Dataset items
[START]

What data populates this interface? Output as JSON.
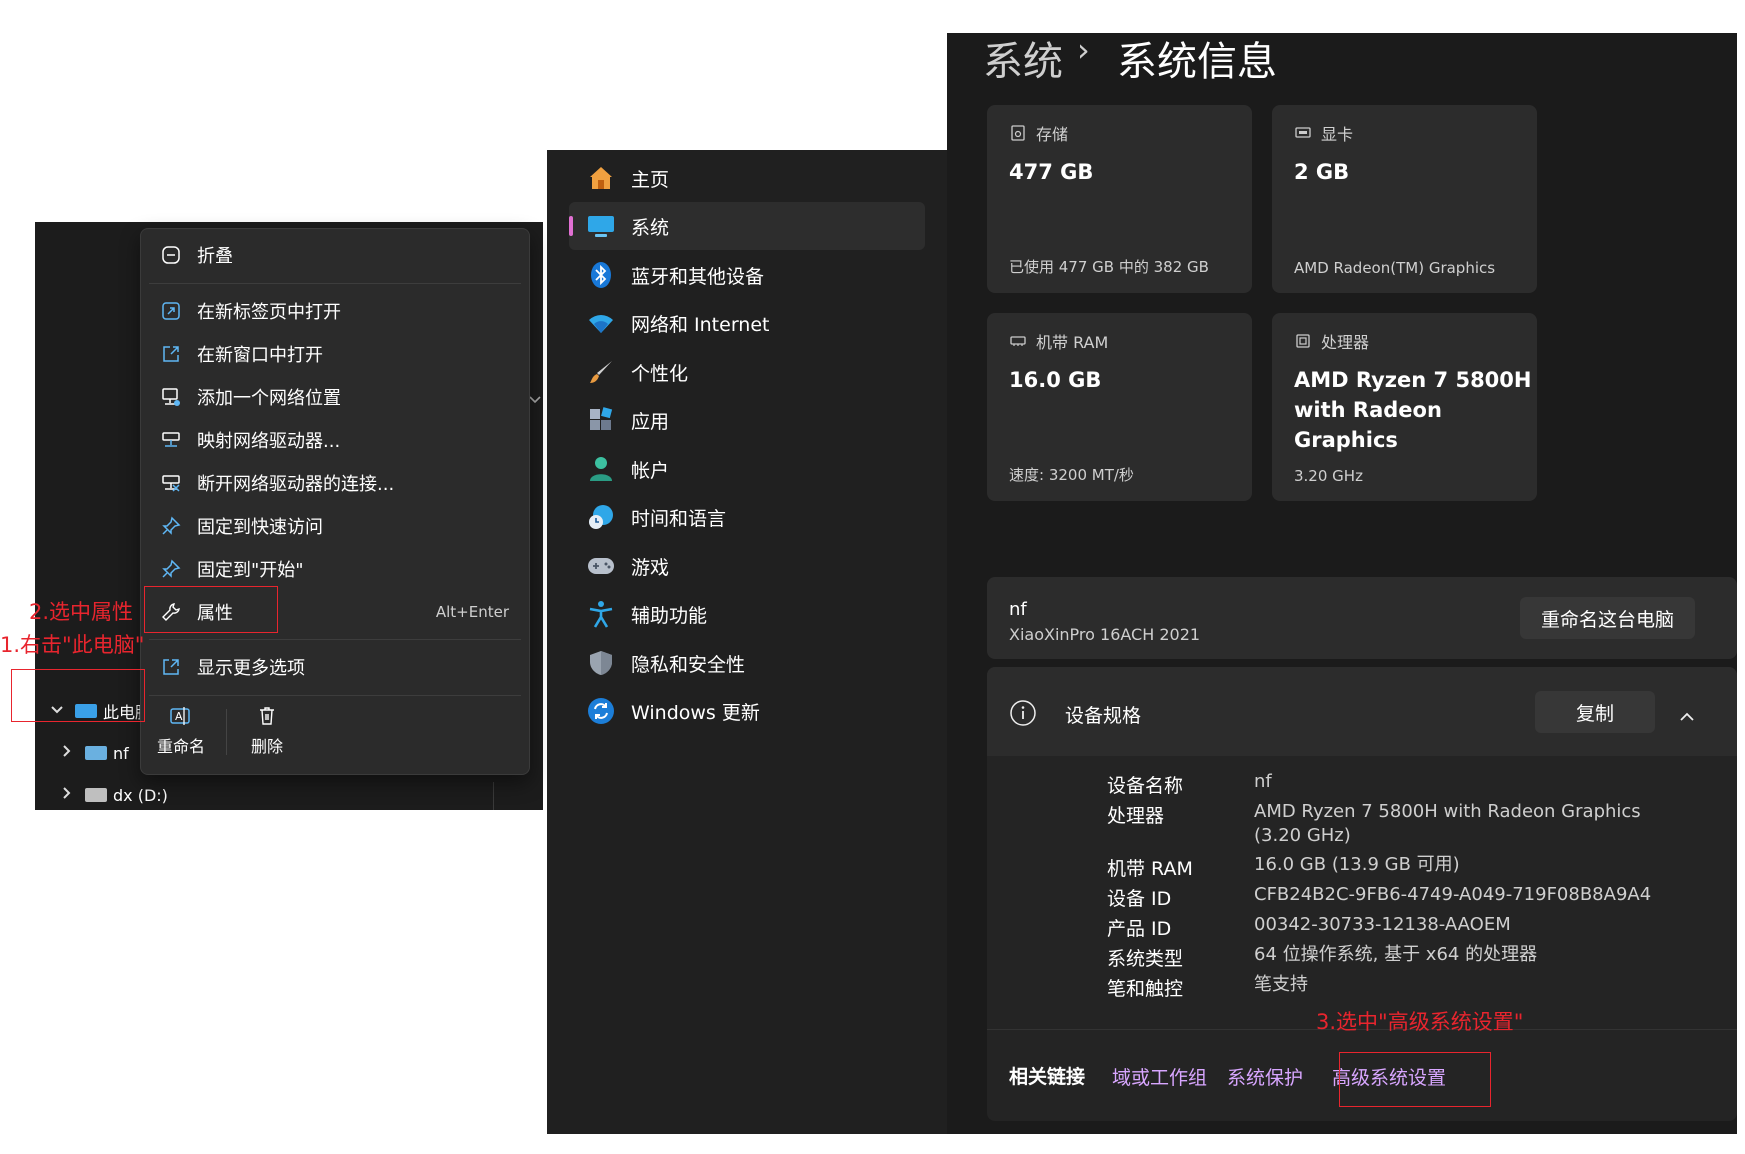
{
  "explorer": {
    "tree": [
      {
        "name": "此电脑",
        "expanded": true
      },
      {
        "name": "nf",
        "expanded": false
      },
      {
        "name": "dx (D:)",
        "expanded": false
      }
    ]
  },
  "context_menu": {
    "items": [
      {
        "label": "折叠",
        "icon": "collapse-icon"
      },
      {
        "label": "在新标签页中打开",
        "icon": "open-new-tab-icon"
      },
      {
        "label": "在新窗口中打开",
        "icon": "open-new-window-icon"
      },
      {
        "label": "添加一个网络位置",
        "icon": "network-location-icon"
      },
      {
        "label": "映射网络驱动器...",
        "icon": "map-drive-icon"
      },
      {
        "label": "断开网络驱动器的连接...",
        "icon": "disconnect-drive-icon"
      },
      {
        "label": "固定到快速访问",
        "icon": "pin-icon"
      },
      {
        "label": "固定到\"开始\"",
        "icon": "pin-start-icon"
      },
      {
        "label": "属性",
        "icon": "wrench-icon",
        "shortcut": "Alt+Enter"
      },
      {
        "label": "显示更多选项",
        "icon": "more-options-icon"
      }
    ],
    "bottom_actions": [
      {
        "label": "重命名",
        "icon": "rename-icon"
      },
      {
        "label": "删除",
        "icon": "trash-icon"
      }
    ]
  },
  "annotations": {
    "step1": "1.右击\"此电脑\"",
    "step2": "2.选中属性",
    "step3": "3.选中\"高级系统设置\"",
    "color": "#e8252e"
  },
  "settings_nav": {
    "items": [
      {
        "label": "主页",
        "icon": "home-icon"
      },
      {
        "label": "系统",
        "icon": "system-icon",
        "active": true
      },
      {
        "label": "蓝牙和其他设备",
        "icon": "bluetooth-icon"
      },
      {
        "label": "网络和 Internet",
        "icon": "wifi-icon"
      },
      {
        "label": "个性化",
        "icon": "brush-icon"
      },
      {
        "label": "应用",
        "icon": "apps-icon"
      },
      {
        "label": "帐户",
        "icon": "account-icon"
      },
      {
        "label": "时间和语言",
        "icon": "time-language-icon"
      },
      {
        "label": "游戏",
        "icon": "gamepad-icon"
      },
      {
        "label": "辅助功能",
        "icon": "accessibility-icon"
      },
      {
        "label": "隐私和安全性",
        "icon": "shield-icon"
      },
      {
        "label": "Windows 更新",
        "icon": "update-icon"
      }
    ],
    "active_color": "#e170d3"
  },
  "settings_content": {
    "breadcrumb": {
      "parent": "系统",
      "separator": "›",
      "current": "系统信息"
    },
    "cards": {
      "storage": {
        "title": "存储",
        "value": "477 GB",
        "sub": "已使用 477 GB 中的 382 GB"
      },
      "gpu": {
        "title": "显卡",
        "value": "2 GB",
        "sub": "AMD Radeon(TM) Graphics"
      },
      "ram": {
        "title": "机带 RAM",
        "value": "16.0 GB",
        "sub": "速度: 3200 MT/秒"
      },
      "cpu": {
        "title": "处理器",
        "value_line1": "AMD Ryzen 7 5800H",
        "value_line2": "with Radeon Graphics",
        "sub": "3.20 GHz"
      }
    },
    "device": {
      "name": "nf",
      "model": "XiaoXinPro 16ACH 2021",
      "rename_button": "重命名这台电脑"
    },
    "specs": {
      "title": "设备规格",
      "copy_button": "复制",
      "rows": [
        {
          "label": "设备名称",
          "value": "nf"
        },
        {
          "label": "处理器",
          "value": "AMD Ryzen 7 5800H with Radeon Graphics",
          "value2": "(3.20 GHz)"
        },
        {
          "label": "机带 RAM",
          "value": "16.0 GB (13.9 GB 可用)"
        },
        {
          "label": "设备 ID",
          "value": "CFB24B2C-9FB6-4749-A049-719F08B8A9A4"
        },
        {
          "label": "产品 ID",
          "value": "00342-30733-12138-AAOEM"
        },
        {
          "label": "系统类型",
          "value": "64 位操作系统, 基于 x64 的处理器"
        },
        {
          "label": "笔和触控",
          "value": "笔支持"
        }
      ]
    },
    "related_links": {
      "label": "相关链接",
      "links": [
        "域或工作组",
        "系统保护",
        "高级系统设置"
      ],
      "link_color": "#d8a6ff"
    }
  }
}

[END]

AIM
Nothing in the entries above should change when they are printed again, except that the pictures are dropped.

TASK SOLUTION
What data populates this interface? Output as JSON.
{
  "explorer": {
    "tree": [
      {
        "name": "此电脑",
        "expanded": true
      },
      {
        "name": "nf",
        "expanded": false
      },
      {
        "name": "dx (D:)",
        "expanded": false
      }
    ]
  },
  "context_menu": {
    "items": [
      {
        "label": "折叠",
        "icon": "collapse-icon"
      },
      {
        "label": "在新标签页中打开",
        "icon": "open-new-tab-icon"
      },
      {
        "label": "在新窗口中打开",
        "icon": "open-new-window-icon"
      },
      {
        "label": "添加一个网络位置",
        "icon": "network-location-icon"
      },
      {
        "label": "映射网络驱动器...",
        "icon": "map-drive-icon"
      },
      {
        "label": "断开网络驱动器的连接...",
        "icon": "disconnect-drive-icon"
      },
      {
        "label": "固定到快速访问",
        "icon": "pin-icon"
      },
      {
        "label": "固定到\"开始\"",
        "icon": "pin-start-icon"
      },
      {
        "label": "属性",
        "icon": "wrench-icon",
        "shortcut": "Alt+Enter"
      },
      {
        "label": "显示更多选项",
        "icon": "more-options-icon"
      }
    ],
    "bottom_actions": [
      {
        "label": "重命名",
        "icon": "rename-icon"
      },
      {
        "label": "删除",
        "icon": "trash-icon"
      }
    ]
  },
  "annotations": {
    "step1": "1.右击\"此电脑\"",
    "step2": "2.选中属性",
    "step3": "3.选中\"高级系统设置\"",
    "color": "#e8252e"
  },
  "settings_nav": {
    "items": [
      {
        "label": "主页",
        "icon": "home-icon"
      },
      {
        "label": "系统",
        "icon": "system-icon",
        "active": true
      },
      {
        "label": "蓝牙和其他设备",
        "icon": "bluetooth-icon"
      },
      {
        "label": "网络和 Internet",
        "icon": "wifi-icon"
      },
      {
        "label": "个性化",
        "icon": "brush-icon"
      },
      {
        "label": "应用",
        "icon": "apps-icon"
      },
      {
        "label": "帐户",
        "icon": "account-icon"
      },
      {
        "label": "时间和语言",
        "icon": "time-language-icon"
      },
      {
        "label": "游戏",
        "icon": "gamepad-icon"
      },
      {
        "label": "辅助功能",
        "icon": "accessibility-icon"
      },
      {
        "label": "隐私和安全性",
        "icon": "shield-icon"
      },
      {
        "label": "Windows 更新",
        "icon": "update-icon"
      }
    ],
    "active_color": "#e170d3"
  },
  "settings_content": {
    "breadcrumb": {
      "parent": "系统",
      "separator": "›",
      "current": "系统信息"
    },
    "cards": {
      "storage": {
        "title": "存储",
        "value": "477 GB",
        "sub": "已使用 477 GB 中的 382 GB"
      },
      "gpu": {
        "title": "显卡",
        "value": "2 GB",
        "sub": "AMD Radeon(TM) Graphics"
      },
      "ram": {
        "title": "机带 RAM",
        "value": "16.0 GB",
        "sub": "速度: 3200 MT/秒"
      },
      "cpu": {
        "title": "处理器",
        "value_line1": "AMD Ryzen 7 5800H",
        "value_line2": "with Radeon Graphics",
        "sub": "3.20 GHz"
      }
    },
    "device": {
      "name": "nf",
      "model": "XiaoXinPro 16ACH 2021",
      "rename_button": "重命名这台电脑"
    },
    "specs": {
      "title": "设备规格",
      "copy_button": "复制",
      "rows": [
        {
          "label": "设备名称",
          "value": "nf"
        },
        {
          "label": "处理器",
          "value": "AMD Ryzen 7 5800H with Radeon Graphics",
          "value2": "(3.20 GHz)"
        },
        {
          "label": "机带 RAM",
          "value": "16.0 GB (13.9 GB 可用)"
        },
        {
          "label": "设备 ID",
          "value": "CFB24B2C-9FB6-4749-A049-719F08B8A9A4"
        },
        {
          "label": "产品 ID",
          "value": "00342-30733-12138-AAOEM"
        },
        {
          "label": "系统类型",
          "value": "64 位操作系统, 基于 x64 的处理器"
        },
        {
          "label": "笔和触控",
          "value": "笔支持"
        }
      ]
    },
    "related_links": {
      "label": "相关链接",
      "links": [
        "域或工作组",
        "系统保护",
        "高级系统设置"
      ],
      "link_color": "#d8a6ff"
    }
  }
}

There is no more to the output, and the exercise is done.